(EXCERPTED RECORDS)
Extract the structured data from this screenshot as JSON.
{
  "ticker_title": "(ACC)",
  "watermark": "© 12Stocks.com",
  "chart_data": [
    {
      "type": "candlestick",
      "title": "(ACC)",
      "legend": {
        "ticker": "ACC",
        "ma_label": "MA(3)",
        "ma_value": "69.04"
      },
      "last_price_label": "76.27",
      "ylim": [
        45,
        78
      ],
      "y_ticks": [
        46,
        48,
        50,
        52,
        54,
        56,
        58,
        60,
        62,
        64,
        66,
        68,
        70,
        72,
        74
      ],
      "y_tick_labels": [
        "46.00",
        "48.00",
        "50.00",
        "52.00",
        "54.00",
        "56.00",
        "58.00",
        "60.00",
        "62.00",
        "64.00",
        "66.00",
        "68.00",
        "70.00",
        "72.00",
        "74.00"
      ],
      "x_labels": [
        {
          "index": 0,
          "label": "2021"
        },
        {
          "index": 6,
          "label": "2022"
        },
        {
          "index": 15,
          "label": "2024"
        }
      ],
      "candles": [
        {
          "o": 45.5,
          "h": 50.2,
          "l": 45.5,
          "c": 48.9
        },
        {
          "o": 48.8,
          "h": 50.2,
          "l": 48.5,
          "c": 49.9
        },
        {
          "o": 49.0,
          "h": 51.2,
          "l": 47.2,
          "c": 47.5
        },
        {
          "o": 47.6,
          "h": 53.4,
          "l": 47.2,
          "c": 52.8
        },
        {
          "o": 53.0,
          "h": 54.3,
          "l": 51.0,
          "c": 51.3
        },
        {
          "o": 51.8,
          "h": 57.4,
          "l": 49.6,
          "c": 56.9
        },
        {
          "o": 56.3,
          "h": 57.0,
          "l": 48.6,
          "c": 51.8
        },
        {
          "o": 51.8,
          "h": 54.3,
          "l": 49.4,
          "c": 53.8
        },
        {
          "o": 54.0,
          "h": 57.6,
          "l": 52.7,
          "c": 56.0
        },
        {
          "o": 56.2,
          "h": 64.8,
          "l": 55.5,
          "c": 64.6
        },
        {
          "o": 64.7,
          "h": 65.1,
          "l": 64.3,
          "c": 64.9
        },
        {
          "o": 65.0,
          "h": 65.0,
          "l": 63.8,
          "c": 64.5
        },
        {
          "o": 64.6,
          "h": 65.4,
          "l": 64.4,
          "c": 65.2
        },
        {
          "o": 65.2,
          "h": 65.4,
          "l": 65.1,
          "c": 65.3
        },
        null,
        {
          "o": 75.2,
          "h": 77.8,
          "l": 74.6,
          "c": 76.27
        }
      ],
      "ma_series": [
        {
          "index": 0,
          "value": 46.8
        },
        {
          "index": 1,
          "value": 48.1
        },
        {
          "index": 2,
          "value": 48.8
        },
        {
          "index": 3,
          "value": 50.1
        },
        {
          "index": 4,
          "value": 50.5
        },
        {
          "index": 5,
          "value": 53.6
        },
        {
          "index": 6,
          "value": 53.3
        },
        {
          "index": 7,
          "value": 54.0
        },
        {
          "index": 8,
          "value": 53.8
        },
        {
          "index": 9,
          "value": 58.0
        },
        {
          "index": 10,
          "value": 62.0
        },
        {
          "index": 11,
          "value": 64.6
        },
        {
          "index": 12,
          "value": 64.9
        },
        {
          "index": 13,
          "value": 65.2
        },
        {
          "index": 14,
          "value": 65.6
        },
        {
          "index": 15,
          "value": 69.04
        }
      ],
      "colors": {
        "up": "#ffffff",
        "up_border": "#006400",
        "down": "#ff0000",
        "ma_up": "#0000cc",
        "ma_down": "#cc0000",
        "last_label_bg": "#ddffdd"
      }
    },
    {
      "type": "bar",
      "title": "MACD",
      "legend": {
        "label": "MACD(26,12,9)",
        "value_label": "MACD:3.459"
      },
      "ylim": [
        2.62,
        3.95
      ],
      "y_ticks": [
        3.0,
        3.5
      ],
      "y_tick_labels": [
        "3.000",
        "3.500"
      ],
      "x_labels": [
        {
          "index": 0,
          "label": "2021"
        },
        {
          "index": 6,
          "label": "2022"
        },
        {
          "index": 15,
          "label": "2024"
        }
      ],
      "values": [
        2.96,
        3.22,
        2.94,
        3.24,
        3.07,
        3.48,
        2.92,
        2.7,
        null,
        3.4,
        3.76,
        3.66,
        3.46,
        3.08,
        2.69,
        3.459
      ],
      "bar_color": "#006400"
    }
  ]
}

(PROBLEM DESCRIPTION) Print all of the data exactly as it was given.

(RESULT OF THIS TASK)
Extract the structured data from this screenshot as JSON.
{
  "ticker_title": "(ACC)",
  "watermark": "© 12Stocks.com",
  "chart_data": [
    {
      "type": "candlestick",
      "title": "(ACC)",
      "legend": {
        "ticker": "ACC",
        "ma_label": "MA(3)",
        "ma_value": "69.04"
      },
      "last_price_label": "76.27",
      "ylim": [
        45,
        78
      ],
      "y_ticks": [
        46,
        48,
        50,
        52,
        54,
        56,
        58,
        60,
        62,
        64,
        66,
        68,
        70,
        72,
        74
      ],
      "y_tick_labels": [
        "46.00",
        "48.00",
        "50.00",
        "52.00",
        "54.00",
        "56.00",
        "58.00",
        "60.00",
        "62.00",
        "64.00",
        "66.00",
        "68.00",
        "70.00",
        "72.00",
        "74.00"
      ],
      "x_labels": [
        {
          "index": 0,
          "label": "2021"
        },
        {
          "index": 6,
          "label": "2022"
        },
        {
          "index": 15,
          "label": "2024"
        }
      ],
      "candles": [
        {
          "o": 45.5,
          "h": 50.2,
          "l": 45.5,
          "c": 48.9
        },
        {
          "o": 48.8,
          "h": 50.2,
          "l": 48.5,
          "c": 49.9
        },
        {
          "o": 49.0,
          "h": 51.2,
          "l": 47.2,
          "c": 47.5
        },
        {
          "o": 47.6,
          "h": 53.4,
          "l": 47.2,
          "c": 52.8
        },
        {
          "o": 53.0,
          "h": 54.3,
          "l": 51.0,
          "c": 51.3
        },
        {
          "o": 51.8,
          "h": 57.4,
          "l": 49.6,
          "c": 56.9
        },
        {
          "o": 56.3,
          "h": 57.0,
          "l": 48.6,
          "c": 51.8
        },
        {
          "o": 51.8,
          "h": 54.3,
          "l": 49.4,
          "c": 53.8
        },
        {
          "o": 54.0,
          "h": 57.6,
          "l": 52.7,
          "c": 56.0
        },
        {
          "o": 56.2,
          "h": 64.8,
          "l": 55.5,
          "c": 64.6
        },
        {
          "o": 64.7,
          "h": 65.1,
          "l": 64.3,
          "c": 64.9
        },
        {
          "o": 65.0,
          "h": 65.0,
          "l": 63.8,
          "c": 64.5
        },
        {
          "o": 64.6,
          "h": 65.4,
          "l": 64.4,
          "c": 65.2
        },
        {
          "o": 65.2,
          "h": 65.4,
          "l": 65.1,
          "c": 65.3
        },
        null,
        {
          "o": 75.2,
          "h": 77.8,
          "l": 74.6,
          "c": 76.27
        }
      ],
      "ma_series": [
        {
          "index": 0,
          "value": 46.8
        },
        {
          "index": 1,
          "value": 48.1
        },
        {
          "index": 2,
          "value": 48.8
        },
        {
          "index": 3,
          "value": 50.1
        },
        {
          "index": 4,
          "value": 50.5
        },
        {
          "index": 5,
          "value": 53.6
        },
        {
          "index": 6,
          "value": 53.3
        },
        {
          "index": 7,
          "value": 54.0
        },
        {
          "index": 8,
          "value": 53.8
        },
        {
          "index": 9,
          "value": 58.0
        },
        {
          "index": 10,
          "value": 62.0
        },
        {
          "index": 11,
          "value": 64.6
        },
        {
          "index": 12,
          "value": 64.9
        },
        {
          "index": 13,
          "value": 65.2
        },
        {
          "index": 14,
          "value": 65.6
        },
        {
          "index": 15,
          "value": 69.04
        }
      ],
      "colors": {
        "up": "#ffffff",
        "up_border": "#006400",
        "down": "#ff0000",
        "ma_up": "#0000cc",
        "ma_down": "#cc0000",
        "last_label_bg": "#ddffdd"
      }
    },
    {
      "type": "bar",
      "title": "MACD",
      "legend": {
        "label": "MACD(26,12,9)",
        "value_label": "MACD:3.459"
      },
      "ylim": [
        2.62,
        3.95
      ],
      "y_ticks": [
        3.0,
        3.5
      ],
      "y_tick_labels": [
        "3.000",
        "3.500"
      ],
      "x_labels": [
        {
          "index": 0,
          "label": "2021"
        },
        {
          "index": 6,
          "label": "2022"
        },
        {
          "index": 15,
          "label": "2024"
        }
      ],
      "values": [
        2.96,
        3.22,
        2.94,
        3.24,
        3.07,
        3.48,
        2.92,
        2.7,
        null,
        3.4,
        3.76,
        3.66,
        3.46,
        3.08,
        2.69,
        3.459
      ],
      "bar_color": "#006400"
    }
  ]
}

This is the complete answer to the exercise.